++++ DATA SHOWN ++++

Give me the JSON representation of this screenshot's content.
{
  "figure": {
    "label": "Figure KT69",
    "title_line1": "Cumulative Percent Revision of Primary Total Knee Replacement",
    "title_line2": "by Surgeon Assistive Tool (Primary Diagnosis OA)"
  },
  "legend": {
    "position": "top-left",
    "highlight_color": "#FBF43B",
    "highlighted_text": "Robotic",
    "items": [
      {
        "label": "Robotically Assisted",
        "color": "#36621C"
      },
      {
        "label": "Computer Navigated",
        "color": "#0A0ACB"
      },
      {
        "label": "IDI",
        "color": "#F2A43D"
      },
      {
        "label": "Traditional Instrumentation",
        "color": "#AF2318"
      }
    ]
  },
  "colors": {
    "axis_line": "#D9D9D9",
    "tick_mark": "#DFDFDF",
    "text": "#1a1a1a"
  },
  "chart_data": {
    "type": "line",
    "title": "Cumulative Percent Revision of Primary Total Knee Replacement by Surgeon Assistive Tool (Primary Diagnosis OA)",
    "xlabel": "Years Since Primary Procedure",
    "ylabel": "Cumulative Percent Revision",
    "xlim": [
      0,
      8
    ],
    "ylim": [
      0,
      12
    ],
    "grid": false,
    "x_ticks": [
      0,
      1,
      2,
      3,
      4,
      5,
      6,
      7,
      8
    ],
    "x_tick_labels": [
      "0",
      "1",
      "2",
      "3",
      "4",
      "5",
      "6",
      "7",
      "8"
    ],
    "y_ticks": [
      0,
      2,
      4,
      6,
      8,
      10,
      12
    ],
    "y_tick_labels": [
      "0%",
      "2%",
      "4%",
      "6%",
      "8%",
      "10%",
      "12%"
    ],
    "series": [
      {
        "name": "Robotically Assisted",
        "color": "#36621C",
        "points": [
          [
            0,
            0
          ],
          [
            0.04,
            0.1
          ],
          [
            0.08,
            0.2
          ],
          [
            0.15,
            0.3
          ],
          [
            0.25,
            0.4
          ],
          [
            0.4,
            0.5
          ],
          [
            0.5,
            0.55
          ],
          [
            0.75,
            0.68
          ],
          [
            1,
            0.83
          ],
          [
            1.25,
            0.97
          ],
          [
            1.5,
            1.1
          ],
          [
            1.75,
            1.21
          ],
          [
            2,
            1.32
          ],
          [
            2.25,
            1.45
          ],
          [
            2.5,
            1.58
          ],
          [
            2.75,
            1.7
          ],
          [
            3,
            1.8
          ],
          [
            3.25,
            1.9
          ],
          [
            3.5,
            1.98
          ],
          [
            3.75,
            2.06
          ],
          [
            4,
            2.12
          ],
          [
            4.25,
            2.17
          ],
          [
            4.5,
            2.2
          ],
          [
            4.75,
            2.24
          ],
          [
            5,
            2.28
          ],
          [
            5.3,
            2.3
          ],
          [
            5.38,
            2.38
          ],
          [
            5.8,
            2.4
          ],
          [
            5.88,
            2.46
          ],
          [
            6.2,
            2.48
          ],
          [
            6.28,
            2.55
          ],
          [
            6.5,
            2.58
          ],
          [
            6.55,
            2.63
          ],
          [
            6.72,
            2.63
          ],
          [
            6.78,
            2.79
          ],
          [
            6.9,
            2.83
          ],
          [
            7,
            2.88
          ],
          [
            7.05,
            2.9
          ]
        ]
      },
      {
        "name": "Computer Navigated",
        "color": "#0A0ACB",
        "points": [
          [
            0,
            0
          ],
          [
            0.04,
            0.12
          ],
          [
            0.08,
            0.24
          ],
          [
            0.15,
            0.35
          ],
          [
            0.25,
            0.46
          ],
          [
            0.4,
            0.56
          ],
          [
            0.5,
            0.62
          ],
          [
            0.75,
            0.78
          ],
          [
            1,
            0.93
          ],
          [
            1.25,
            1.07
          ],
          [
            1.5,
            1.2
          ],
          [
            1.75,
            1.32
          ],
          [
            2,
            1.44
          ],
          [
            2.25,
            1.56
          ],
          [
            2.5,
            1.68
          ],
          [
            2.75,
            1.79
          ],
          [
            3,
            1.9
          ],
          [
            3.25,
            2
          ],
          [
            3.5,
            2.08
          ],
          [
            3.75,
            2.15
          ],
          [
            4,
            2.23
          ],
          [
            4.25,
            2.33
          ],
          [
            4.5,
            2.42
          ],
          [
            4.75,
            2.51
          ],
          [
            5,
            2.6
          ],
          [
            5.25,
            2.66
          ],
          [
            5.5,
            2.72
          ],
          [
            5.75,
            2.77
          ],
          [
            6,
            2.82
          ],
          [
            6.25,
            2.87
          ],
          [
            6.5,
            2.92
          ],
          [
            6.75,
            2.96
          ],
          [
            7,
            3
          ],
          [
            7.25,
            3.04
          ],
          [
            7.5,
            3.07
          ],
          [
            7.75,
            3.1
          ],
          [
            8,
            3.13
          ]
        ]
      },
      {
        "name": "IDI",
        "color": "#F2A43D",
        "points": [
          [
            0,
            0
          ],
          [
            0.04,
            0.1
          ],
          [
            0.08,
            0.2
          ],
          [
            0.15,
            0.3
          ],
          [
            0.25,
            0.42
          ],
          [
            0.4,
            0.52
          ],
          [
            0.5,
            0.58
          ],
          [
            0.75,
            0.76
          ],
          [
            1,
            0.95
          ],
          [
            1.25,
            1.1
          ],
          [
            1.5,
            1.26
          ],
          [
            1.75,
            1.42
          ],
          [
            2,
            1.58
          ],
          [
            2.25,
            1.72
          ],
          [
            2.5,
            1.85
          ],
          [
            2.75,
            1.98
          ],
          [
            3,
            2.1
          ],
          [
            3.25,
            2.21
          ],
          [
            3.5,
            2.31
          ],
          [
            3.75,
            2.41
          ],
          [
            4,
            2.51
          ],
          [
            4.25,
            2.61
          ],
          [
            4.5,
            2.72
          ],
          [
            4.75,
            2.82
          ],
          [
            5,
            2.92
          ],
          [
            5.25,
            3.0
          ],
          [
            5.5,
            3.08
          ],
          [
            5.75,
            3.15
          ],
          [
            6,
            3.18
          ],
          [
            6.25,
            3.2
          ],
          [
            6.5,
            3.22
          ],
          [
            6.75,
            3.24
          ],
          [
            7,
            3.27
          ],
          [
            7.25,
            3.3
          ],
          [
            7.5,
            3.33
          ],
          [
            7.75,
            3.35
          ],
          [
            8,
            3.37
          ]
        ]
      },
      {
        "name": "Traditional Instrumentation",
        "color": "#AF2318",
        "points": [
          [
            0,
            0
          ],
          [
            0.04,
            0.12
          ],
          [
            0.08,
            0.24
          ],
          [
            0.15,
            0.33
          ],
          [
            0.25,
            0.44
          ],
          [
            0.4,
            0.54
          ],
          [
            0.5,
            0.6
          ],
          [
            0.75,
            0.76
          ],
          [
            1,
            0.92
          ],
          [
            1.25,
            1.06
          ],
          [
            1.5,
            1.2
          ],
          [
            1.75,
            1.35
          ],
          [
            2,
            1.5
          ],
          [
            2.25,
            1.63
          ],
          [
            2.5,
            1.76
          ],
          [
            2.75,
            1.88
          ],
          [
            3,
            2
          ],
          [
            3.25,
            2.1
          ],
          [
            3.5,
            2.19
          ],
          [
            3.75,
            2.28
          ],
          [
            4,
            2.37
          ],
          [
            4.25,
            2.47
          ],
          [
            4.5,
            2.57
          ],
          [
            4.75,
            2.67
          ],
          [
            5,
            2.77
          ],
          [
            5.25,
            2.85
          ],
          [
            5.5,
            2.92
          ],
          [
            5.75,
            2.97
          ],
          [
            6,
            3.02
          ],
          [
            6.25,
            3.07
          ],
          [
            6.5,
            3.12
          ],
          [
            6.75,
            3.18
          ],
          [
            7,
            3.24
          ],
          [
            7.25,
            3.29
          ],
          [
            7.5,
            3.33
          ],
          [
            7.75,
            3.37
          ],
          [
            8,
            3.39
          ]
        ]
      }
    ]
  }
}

++++

**EXERCISE BRIEF**
Copy out every line of the listing that includes the string "Surgeon".

**THE OUTPUT**
    "title_line2": "by Surgeon Assistive Tool (Primary Diagnosis OA)"
    "title": "Cumulative Percent Revision of Primary Total Knee Replacement by Surgeon Assistive Tool (Primary Diagnosis OA)",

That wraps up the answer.